-- Rows start --
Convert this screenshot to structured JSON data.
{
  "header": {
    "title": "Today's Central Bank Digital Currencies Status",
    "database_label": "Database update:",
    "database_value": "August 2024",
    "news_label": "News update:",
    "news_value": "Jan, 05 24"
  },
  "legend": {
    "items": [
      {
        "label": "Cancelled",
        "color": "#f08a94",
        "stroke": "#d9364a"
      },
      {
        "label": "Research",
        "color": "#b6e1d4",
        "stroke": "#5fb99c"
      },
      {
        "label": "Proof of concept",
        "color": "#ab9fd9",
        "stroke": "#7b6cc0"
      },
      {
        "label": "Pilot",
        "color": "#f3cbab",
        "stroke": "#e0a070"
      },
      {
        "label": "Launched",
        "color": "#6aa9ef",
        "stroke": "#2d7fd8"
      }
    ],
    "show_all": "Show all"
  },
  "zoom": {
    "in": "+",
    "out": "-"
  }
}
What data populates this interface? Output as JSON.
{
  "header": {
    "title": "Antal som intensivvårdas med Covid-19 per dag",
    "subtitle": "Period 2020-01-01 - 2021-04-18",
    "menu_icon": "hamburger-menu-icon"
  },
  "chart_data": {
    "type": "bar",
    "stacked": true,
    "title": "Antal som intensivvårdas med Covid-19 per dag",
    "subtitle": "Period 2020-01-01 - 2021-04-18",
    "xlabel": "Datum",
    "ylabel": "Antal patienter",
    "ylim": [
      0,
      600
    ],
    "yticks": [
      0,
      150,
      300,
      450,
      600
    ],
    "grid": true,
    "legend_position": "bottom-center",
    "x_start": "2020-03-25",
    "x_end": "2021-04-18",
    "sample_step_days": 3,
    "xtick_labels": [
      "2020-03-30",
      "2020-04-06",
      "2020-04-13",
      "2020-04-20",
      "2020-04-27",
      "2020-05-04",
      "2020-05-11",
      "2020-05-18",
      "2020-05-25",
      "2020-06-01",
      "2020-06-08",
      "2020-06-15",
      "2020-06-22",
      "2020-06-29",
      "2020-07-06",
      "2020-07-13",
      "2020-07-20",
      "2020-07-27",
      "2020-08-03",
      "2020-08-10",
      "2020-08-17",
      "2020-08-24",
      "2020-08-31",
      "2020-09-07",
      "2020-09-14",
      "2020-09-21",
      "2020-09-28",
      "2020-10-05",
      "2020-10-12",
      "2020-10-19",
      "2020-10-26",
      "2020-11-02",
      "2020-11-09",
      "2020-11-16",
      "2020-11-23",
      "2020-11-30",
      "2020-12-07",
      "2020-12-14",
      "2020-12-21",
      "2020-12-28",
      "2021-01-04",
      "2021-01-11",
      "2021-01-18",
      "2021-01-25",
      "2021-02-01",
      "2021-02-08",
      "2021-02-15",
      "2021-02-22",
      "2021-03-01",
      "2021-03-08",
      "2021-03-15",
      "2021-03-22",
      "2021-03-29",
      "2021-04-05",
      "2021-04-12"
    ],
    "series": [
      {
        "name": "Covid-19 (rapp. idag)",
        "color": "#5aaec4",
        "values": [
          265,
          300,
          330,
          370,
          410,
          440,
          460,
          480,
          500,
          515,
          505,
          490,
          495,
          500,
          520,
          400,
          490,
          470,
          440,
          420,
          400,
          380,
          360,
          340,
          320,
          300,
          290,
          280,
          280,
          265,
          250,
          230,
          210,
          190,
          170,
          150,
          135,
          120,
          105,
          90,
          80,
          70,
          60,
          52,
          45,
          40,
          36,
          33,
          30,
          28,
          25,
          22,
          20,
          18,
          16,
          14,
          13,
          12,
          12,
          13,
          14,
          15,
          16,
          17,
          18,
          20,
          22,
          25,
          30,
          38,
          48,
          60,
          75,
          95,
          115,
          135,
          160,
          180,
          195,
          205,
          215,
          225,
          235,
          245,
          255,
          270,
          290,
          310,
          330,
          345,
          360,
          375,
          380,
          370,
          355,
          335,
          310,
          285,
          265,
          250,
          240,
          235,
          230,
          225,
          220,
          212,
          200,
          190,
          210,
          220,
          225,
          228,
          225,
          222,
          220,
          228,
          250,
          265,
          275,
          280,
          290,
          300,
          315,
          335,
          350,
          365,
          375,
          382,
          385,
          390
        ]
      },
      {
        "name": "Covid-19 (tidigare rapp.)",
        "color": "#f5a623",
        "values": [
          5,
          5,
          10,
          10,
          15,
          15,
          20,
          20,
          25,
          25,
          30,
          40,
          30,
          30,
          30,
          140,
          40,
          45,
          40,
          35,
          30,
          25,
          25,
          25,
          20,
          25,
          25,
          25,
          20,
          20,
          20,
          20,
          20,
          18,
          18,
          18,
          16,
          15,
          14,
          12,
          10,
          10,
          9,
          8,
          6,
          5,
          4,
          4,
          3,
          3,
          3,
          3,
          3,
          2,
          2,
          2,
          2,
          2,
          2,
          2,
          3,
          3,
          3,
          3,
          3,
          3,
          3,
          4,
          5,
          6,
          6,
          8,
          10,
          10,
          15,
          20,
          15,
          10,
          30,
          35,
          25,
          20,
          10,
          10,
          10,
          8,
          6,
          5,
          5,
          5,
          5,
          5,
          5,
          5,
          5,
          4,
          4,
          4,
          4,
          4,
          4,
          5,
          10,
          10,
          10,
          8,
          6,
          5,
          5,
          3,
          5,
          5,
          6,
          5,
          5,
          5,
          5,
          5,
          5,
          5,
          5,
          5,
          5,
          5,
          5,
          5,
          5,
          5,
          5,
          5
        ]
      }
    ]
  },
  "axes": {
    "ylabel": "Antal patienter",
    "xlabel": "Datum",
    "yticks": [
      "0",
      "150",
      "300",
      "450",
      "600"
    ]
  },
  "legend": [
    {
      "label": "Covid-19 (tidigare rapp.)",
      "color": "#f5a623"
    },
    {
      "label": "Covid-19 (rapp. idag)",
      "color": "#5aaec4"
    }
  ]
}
-- Rows end --
Pick out all the lines with the word "tidigare" in them and copy them.

> Response:
        "name": "Covid-19 (tidigare rapp.)",
      "label": "Covid-19 (tidigare rapp.)",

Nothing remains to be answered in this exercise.